Was vor der Räumung geschah.

Die Universität Wien streute bereits das ganze Wochenende Gerüchte in den Medien, wonach "Baupolizeiliche und sicherheitstechnische Bedenken" in einem der Gebäude gegen die Besetzung sprechen. Die Räumung sei aufgrund der großen Gefährdung der Personen und "zum Schutz" derselben wegen der Baufälligkeit notwendig - soweit die vorgeschobenen Argumente für der Universität.

Tatsache ist jedoch, das die Räumlichkeiten vor der Besetzung von ExpertInnen begutachtet wurden und dabei keine Einsturzgefahr ausgemacht wurde. Im Gegenteil: Die Bausubstanz ist gut, die nötigen Renovierungsarbeiten konnten ohne Risiko gleich nach der Besetzung angegangen werden.

ARBEITSAUFTRAG
Fasse den Textauszug über die Ereignisse vor der Räumung in genau zwei Sätzen zusammen.

[Datensätze aus einer Datenquelle]
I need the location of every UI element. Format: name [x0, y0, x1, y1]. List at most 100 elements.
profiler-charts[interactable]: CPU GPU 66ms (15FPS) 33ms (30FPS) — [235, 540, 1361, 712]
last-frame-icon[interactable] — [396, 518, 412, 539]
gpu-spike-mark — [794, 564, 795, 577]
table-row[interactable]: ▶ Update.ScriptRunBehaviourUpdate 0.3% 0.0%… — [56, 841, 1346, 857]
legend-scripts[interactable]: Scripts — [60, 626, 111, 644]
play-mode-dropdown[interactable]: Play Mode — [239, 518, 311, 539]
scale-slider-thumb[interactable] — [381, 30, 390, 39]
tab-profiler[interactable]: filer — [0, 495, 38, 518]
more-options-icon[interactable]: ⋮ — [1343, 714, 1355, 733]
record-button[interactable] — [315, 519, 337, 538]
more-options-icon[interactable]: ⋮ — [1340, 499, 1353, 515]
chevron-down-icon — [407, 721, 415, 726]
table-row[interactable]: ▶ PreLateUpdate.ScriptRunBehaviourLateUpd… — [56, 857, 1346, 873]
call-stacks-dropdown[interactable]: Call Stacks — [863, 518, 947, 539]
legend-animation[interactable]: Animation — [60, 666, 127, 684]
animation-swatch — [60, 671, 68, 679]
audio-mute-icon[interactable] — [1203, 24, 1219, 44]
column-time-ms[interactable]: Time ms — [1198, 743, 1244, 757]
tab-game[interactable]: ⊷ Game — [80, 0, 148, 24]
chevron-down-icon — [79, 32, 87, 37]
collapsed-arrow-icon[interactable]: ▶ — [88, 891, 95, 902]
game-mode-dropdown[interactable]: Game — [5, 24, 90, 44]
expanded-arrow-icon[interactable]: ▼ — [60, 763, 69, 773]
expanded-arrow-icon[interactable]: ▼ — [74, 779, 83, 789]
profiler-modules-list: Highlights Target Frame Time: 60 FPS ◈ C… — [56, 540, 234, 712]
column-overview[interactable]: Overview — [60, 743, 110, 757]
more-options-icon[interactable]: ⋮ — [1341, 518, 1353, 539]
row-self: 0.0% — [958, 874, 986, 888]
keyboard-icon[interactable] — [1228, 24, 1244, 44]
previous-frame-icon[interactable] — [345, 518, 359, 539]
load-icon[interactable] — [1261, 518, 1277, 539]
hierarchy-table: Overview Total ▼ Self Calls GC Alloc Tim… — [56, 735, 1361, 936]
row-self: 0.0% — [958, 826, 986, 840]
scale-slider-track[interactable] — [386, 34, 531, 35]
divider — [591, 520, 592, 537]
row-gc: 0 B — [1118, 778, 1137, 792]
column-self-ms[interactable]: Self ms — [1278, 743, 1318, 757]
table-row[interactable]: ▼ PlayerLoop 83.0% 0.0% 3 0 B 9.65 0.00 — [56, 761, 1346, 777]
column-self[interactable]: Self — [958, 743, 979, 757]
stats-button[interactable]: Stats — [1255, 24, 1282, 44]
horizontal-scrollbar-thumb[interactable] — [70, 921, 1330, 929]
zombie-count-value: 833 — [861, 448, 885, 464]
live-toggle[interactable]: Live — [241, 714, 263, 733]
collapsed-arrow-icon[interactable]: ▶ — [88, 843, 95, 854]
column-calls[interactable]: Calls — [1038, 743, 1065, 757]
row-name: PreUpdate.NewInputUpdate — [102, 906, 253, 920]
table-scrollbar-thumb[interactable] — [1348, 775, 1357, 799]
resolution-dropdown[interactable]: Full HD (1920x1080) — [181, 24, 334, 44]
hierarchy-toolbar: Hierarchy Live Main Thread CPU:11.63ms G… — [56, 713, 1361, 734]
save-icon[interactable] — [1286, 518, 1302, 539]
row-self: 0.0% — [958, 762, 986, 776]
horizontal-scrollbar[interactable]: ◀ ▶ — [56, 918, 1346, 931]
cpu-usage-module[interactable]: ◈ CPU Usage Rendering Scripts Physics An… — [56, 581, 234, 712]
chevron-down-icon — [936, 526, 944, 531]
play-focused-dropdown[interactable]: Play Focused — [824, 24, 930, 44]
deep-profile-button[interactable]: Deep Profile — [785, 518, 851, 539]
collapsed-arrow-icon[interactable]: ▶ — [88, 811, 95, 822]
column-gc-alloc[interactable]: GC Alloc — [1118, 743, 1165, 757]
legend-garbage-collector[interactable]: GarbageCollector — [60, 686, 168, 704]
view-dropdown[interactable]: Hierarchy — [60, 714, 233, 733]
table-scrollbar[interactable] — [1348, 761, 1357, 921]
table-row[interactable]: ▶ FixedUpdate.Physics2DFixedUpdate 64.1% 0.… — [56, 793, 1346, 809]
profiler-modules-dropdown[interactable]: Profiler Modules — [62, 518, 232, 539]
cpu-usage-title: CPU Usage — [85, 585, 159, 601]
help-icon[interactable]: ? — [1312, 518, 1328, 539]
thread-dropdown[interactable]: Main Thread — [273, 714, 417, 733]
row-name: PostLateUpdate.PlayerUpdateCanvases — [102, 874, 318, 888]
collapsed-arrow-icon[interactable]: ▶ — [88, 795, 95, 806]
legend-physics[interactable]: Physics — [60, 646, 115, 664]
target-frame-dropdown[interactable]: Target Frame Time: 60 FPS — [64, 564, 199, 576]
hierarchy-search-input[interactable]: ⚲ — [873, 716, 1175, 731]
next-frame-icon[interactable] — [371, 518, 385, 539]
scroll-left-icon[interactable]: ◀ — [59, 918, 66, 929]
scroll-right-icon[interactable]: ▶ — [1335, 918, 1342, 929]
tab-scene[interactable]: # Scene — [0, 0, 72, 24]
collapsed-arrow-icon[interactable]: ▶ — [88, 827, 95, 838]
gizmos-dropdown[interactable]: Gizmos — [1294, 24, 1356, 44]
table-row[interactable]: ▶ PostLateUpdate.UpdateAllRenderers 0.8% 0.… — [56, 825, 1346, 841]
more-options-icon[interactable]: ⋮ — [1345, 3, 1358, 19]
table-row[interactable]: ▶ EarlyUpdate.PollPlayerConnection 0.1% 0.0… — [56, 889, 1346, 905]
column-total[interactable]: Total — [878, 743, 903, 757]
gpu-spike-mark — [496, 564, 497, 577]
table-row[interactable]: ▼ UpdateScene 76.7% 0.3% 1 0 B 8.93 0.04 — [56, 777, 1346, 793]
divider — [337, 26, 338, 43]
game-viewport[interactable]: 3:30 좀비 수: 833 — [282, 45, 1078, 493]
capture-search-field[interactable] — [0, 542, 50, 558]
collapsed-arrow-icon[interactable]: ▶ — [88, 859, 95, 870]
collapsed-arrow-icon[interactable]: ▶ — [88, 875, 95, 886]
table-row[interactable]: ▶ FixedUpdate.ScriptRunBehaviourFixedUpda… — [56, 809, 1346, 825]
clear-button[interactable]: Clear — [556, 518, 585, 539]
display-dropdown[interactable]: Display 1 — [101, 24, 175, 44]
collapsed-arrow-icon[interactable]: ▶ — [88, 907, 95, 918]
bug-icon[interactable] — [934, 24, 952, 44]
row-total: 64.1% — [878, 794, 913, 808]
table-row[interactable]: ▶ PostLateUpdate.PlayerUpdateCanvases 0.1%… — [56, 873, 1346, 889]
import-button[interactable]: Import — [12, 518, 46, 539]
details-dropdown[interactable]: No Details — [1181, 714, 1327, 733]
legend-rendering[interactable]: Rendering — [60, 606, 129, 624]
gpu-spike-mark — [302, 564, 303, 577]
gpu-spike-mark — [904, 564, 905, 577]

ANTWORT ZUR AUFGABE
Die Universität Wien verbreitete das ganze Wochenende in den Medien Gerüchte, die Räumung sei wegen baupolizeilicher und sicherheitstechnischer Bedenken und zum Schutz der Personen notwendig, was der Text als vorgeschobene Argumente bezeichnet. Dem hält der Text entgegen, dass Fachleute die Räume vor der Besetzung begutachtet und keine Einsturzgefahr festgestellt hatten, da die Bausubstanz gut sei und die Renovierungsarbeiten gleich nach der Besetzung ohne Risiko beginnen konnten.